Action item = In the data below, work out how many lines include the string "protocols". Only the number should be given.
*** Opening of Material provided ***
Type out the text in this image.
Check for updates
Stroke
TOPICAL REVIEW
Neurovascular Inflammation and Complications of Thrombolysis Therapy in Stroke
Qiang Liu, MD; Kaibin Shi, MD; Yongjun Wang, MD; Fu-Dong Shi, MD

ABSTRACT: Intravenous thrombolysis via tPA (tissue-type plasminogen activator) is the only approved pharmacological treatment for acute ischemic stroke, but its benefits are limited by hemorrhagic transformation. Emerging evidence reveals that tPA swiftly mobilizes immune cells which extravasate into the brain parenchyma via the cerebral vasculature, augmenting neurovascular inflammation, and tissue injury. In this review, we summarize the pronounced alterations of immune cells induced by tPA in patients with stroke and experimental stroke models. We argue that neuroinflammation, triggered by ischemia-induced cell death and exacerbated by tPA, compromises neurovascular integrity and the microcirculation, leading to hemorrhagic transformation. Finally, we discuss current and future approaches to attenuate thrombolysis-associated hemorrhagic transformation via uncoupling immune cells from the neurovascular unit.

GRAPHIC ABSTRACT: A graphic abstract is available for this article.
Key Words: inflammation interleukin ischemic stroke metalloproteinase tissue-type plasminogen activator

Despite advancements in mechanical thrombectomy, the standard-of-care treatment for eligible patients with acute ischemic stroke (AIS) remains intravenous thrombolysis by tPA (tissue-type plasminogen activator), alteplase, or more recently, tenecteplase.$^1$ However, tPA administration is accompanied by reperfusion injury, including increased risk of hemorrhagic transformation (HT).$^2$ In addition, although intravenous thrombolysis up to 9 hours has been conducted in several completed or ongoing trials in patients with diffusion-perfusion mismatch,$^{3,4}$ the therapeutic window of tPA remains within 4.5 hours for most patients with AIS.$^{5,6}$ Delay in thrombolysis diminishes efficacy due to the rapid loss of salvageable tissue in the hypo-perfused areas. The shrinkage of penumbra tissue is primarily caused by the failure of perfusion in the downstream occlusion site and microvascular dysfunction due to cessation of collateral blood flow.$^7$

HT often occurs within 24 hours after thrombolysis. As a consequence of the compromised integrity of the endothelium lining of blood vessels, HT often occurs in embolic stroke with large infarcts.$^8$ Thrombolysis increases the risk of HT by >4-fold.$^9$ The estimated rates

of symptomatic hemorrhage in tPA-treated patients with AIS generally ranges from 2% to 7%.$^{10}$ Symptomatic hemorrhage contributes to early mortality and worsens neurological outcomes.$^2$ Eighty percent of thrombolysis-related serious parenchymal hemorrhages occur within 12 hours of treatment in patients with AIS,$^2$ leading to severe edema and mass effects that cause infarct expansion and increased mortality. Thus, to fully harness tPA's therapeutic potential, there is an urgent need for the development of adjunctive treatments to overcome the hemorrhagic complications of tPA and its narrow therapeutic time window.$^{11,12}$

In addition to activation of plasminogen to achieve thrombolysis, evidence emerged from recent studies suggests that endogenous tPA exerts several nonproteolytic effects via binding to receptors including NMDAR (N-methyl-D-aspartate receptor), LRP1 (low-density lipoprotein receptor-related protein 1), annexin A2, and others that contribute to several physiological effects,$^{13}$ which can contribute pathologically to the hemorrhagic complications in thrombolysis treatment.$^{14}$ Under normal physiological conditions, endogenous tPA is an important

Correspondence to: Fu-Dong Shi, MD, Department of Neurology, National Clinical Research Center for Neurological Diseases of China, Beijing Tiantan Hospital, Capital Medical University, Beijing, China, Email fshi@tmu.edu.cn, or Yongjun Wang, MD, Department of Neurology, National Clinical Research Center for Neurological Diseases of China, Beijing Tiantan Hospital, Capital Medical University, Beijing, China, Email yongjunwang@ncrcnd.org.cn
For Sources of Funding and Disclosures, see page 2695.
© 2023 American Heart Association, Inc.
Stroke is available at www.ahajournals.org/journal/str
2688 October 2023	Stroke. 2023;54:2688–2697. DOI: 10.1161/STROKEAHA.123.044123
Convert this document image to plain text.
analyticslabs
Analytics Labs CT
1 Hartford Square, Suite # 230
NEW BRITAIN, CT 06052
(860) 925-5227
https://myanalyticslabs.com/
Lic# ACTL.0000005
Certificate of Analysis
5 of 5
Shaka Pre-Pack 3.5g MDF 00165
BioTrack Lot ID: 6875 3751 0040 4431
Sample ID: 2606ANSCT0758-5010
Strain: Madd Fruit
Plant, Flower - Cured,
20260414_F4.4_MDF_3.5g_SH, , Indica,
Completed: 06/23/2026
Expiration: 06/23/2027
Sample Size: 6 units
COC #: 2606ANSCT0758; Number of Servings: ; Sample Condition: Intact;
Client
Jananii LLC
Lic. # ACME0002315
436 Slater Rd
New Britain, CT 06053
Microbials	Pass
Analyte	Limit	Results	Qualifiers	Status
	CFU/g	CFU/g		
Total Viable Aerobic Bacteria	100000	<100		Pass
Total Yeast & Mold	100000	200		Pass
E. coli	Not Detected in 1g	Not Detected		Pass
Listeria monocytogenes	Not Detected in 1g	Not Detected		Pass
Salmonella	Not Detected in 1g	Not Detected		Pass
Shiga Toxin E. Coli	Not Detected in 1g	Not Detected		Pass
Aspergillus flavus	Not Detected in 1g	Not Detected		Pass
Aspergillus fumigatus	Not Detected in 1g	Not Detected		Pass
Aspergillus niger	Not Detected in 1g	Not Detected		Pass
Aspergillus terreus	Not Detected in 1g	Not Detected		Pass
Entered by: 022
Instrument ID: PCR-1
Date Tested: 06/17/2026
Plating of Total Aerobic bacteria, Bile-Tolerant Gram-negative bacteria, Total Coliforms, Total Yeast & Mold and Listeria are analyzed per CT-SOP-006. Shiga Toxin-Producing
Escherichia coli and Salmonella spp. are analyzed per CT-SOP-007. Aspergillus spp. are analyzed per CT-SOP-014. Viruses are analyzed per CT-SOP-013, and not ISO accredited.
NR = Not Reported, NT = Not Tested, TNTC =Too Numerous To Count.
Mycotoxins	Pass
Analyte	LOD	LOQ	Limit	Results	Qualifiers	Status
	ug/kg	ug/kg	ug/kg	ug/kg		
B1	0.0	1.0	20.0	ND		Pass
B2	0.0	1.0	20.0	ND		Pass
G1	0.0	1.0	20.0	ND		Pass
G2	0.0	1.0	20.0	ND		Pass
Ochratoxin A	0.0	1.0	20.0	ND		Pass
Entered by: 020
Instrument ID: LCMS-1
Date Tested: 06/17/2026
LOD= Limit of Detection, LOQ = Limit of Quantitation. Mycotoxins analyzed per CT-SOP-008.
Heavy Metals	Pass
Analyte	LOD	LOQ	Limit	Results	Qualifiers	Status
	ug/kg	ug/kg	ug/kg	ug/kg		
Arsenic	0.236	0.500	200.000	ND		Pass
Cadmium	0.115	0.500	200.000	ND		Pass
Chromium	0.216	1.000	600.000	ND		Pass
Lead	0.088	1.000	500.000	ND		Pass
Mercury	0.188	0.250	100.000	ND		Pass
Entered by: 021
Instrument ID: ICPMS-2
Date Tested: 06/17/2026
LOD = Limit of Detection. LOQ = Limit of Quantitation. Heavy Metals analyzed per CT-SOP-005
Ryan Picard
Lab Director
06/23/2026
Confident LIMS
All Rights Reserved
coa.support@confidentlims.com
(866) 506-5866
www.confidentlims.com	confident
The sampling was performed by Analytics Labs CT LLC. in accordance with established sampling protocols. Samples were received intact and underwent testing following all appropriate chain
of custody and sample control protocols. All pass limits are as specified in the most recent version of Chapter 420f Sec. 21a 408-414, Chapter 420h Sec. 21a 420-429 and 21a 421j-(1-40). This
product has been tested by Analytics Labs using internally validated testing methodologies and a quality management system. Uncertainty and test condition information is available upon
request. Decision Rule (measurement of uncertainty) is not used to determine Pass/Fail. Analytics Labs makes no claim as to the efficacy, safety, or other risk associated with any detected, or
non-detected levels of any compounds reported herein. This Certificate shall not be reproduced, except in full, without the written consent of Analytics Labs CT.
*** Close of Material provided ***
Exercise output = 2